━━ KUTIPAN TEKS

Rapat Kerja Baleg DPR RI dengan Pemerintah tersebut, dihadiri oleh 28 orang anggota, dari 80 orang anggota Baleg dari 9 fraksi. Dari sembilan fraksi hanya satu fraksi yang menolak yakni Fraksi PDI-P.
Biasanya selama ini fraksi yang sendiri berbeda atau oposisi adalah fraksi PKS. Sekarang Partai PKS sudah *“Taubat”* beroposisi, dan masuk dalam jaringan raksasa KIM-Plus, yakni gabungan partai-partai *"Binaan”* Pak Lurah. Rupanya PKS tidak tahan juga sepuluh tahun “menderita” dan saatnya menikmati “kebahagiaan” hidup di dunia sebelum meninggalkan dunia yang fana.

━━━━
━━ CATATAN YANG DIBERIKAN

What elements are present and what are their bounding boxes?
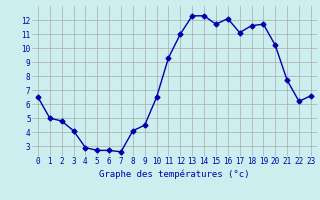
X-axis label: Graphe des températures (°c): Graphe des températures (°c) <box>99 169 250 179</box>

━━━━
━━ CATATAN YANG DIBERIKAN

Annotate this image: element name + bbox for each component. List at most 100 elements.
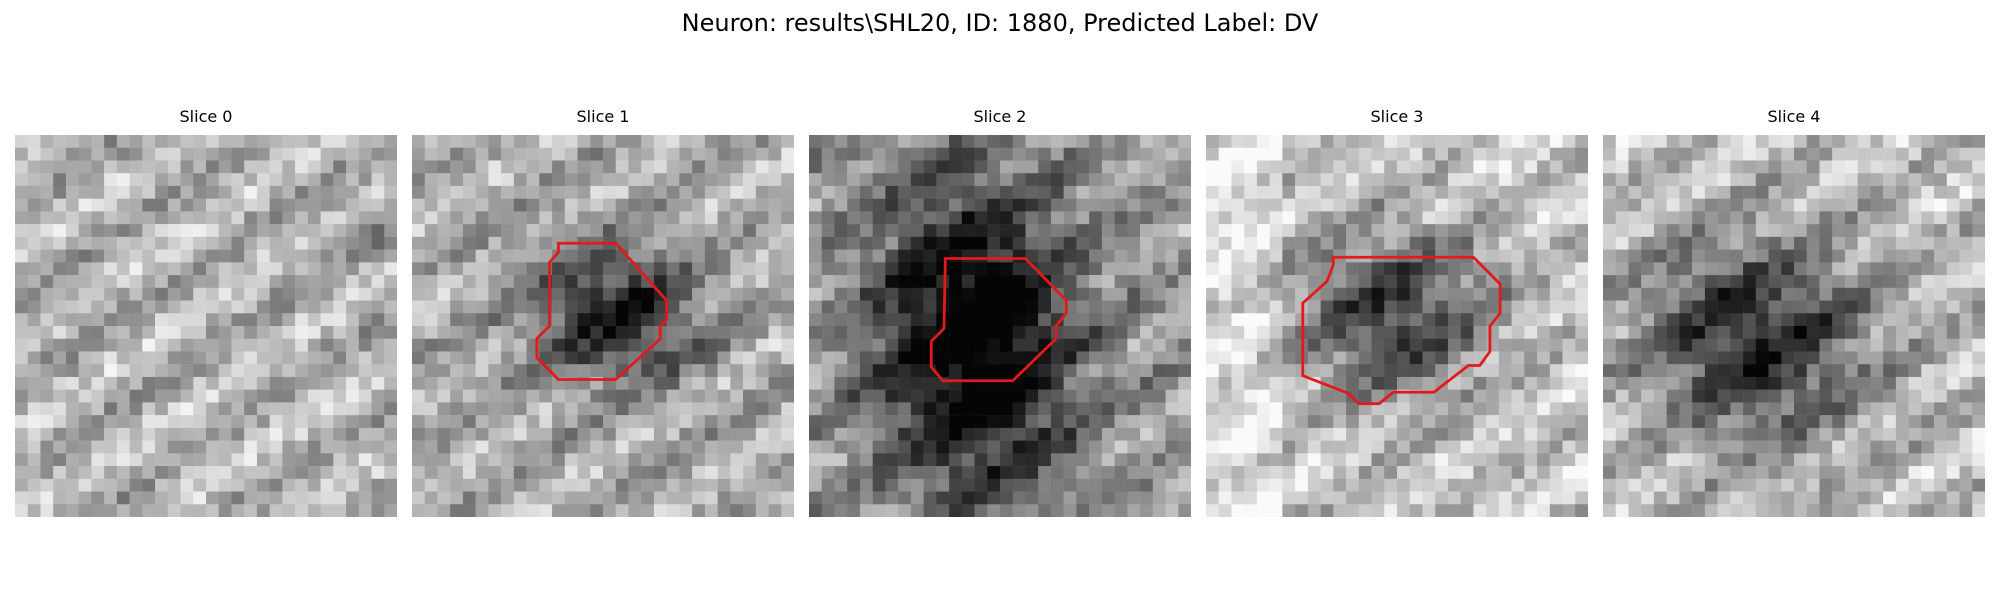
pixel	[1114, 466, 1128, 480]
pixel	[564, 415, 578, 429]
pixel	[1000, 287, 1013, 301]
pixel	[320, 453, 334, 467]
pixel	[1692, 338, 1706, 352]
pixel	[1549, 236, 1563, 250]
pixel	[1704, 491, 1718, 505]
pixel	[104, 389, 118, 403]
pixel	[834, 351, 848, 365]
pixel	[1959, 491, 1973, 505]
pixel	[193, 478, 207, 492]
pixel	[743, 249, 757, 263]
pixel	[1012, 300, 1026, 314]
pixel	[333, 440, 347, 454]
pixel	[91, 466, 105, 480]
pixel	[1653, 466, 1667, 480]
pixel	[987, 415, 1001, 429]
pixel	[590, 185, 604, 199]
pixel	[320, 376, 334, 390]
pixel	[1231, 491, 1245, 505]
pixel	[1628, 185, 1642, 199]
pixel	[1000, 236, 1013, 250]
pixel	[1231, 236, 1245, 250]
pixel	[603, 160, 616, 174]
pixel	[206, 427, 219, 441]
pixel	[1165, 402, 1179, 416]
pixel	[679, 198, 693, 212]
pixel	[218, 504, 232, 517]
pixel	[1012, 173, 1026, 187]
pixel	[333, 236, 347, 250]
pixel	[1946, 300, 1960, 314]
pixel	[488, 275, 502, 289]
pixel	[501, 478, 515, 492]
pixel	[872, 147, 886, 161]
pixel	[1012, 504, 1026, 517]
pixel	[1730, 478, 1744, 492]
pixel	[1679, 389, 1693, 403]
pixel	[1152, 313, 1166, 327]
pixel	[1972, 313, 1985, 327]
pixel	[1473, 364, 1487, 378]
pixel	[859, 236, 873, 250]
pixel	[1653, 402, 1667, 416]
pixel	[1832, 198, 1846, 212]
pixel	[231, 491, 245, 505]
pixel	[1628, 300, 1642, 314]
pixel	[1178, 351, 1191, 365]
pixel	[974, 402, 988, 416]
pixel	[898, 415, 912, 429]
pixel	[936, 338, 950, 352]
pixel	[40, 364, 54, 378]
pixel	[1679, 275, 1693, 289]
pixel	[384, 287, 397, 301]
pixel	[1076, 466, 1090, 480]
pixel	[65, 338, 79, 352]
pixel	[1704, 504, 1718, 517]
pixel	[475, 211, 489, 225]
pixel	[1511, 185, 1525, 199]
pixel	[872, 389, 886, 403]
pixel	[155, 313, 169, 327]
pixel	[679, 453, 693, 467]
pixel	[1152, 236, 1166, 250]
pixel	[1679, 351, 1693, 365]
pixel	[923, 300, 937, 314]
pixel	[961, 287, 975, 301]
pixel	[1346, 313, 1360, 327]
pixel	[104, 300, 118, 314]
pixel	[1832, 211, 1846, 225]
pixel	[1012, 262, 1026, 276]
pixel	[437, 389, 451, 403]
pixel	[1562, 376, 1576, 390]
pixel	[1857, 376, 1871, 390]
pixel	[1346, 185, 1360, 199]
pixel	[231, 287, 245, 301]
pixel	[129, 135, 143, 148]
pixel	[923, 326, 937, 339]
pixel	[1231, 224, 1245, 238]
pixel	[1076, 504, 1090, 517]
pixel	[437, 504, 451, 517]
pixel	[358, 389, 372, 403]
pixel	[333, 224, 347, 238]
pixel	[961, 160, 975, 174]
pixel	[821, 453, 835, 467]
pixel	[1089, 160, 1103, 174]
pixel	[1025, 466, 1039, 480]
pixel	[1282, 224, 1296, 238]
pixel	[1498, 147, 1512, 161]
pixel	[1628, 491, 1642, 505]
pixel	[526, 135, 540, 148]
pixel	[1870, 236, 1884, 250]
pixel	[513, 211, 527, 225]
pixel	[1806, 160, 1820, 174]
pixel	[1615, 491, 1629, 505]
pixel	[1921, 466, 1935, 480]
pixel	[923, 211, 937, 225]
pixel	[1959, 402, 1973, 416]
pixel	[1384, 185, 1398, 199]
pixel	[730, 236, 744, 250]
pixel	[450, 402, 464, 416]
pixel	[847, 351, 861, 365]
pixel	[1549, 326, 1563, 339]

━━━━

__PETUNJUK__
**A.** Menurut kutipan teks, fraksi mana yang menolak dalam rapat kerja Baleg DPR RI dengan pemerintah?
**B.** Tulis ulang bagian kutipan teks yang dimulai dari "Rapat Kerja Baleg" dan berakhir pada "dunia yang fana.", dengan mengganti "Baleg" menjadi "Badan Legislasi".

__JAWABAN TIAP TUGAS__
**A.** Fraksi PDI-P.

**B.**
Rapat Kerja Badan Legislasi DPR RI dengan Pemerintah tersebut, dihadiri oleh 28 orang anggota, dari 80 orang anggota Badan Legislasi dari 9 fraksi. Dari sembilan fraksi hanya satu fraksi yang menolak yakni Fraksi PDI-P.
Biasanya selama ini fraksi yang sendiri berbeda atau oposisi adalah fraksi PKS. Sekarang Partai PKS sudah *“Taubat”* beroposisi, dan masuk dalam jaringan raksasa KIM-Plus, yakni gabungan partai-partai *"Binaan”* Pak Lurah. Rupanya PKS tidak tahan juga sepuluh tahun “menderita” dan saatnya menikmati “kebahagiaan” hidup di dunia sebelum meninggalkan dunia yang fana.